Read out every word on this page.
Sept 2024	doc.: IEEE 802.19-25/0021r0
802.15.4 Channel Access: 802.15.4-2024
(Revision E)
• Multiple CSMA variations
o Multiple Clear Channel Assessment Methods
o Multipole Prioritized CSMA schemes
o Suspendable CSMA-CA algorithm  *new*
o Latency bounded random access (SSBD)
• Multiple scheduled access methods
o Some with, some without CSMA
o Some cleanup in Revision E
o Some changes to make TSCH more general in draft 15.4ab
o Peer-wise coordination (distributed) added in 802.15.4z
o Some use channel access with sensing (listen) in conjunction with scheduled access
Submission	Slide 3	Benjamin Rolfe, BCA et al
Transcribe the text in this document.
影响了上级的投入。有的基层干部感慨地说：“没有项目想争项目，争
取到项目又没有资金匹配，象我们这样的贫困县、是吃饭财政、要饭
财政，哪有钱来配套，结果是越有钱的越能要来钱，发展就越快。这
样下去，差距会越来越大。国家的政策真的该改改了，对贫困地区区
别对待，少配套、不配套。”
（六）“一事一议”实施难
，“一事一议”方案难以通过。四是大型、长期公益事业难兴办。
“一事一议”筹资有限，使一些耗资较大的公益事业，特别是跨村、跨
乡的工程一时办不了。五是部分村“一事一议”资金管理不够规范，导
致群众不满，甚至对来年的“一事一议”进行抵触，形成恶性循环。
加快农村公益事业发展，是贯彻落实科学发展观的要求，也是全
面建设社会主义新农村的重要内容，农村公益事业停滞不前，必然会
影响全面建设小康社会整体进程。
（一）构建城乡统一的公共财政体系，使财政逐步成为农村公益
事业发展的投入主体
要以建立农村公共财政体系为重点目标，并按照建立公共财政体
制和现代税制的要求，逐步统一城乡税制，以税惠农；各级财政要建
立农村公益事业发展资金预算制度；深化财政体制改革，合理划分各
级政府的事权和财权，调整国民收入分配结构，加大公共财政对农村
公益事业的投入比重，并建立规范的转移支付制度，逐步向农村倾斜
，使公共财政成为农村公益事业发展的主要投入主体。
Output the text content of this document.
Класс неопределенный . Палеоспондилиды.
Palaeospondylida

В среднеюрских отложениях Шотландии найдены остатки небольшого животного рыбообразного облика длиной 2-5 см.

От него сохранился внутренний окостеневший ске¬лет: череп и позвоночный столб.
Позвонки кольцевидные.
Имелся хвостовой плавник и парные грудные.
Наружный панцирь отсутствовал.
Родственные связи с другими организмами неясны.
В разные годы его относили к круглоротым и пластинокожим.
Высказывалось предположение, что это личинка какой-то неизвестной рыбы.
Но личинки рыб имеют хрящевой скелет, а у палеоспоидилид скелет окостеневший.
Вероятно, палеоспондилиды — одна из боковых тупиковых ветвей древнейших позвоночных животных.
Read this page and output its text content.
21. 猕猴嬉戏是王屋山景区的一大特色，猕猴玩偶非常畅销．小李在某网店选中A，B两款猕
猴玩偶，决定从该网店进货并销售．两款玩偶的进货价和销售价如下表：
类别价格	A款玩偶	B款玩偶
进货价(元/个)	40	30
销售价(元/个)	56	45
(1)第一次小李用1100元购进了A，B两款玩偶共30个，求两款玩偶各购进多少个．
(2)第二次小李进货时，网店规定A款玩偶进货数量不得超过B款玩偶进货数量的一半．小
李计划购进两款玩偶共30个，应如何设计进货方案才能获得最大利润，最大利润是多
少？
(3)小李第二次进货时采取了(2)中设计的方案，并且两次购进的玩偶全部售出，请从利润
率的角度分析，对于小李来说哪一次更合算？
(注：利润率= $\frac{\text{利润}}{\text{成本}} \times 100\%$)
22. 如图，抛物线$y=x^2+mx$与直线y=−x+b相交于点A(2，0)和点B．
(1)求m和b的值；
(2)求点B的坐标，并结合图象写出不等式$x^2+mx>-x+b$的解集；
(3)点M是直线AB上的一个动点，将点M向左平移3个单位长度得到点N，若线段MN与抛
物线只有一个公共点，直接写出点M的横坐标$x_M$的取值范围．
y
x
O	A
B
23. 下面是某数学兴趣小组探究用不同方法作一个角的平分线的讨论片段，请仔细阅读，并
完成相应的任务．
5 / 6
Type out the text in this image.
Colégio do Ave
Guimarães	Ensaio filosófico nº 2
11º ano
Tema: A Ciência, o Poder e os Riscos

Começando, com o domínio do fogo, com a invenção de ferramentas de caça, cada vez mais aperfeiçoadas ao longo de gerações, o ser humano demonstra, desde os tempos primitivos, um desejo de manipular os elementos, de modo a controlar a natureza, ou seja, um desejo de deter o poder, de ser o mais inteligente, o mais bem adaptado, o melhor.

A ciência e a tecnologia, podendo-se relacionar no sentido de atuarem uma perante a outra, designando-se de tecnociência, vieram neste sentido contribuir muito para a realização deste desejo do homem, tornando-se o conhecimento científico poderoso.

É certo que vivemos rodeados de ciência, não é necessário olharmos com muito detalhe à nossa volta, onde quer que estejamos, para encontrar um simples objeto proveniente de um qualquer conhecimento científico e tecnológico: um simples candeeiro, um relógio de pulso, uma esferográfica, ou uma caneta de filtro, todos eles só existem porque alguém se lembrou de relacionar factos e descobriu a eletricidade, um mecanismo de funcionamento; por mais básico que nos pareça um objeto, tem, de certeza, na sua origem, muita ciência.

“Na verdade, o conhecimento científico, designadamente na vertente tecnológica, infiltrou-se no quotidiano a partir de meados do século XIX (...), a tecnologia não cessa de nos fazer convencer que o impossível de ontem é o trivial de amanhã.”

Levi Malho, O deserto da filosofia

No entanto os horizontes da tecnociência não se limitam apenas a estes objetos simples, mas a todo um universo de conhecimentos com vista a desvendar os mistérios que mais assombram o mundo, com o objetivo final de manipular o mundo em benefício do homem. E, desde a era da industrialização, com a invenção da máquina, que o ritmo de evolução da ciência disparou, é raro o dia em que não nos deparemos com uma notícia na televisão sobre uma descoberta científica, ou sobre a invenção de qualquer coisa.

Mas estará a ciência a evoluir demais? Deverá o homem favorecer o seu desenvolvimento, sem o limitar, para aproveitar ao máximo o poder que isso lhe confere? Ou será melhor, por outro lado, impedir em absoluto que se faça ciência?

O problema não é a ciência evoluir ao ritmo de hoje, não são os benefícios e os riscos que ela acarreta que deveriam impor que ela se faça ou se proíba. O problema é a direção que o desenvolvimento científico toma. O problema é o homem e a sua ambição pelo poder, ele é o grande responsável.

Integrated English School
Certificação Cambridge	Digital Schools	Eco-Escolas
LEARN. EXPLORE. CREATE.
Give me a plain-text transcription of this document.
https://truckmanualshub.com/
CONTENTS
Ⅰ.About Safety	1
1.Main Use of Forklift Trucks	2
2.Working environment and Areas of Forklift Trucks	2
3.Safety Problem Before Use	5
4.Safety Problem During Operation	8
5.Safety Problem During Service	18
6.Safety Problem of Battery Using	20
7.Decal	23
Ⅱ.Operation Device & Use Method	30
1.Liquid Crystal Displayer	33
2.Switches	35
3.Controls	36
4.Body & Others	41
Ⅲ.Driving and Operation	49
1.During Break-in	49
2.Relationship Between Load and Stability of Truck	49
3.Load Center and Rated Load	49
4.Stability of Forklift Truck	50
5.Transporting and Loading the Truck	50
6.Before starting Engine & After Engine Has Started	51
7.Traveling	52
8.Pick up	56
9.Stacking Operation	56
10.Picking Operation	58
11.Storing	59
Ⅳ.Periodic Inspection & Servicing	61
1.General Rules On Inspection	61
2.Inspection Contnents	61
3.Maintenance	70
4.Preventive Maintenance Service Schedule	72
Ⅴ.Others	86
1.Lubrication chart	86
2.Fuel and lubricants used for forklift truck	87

#####

• [The request]:
Report each line in the preceding entries that holds the string "with".

• [Task result]:
o Some with, some without CSMA
o Some use channel access with sensing (listen) in conjunction with scheduled access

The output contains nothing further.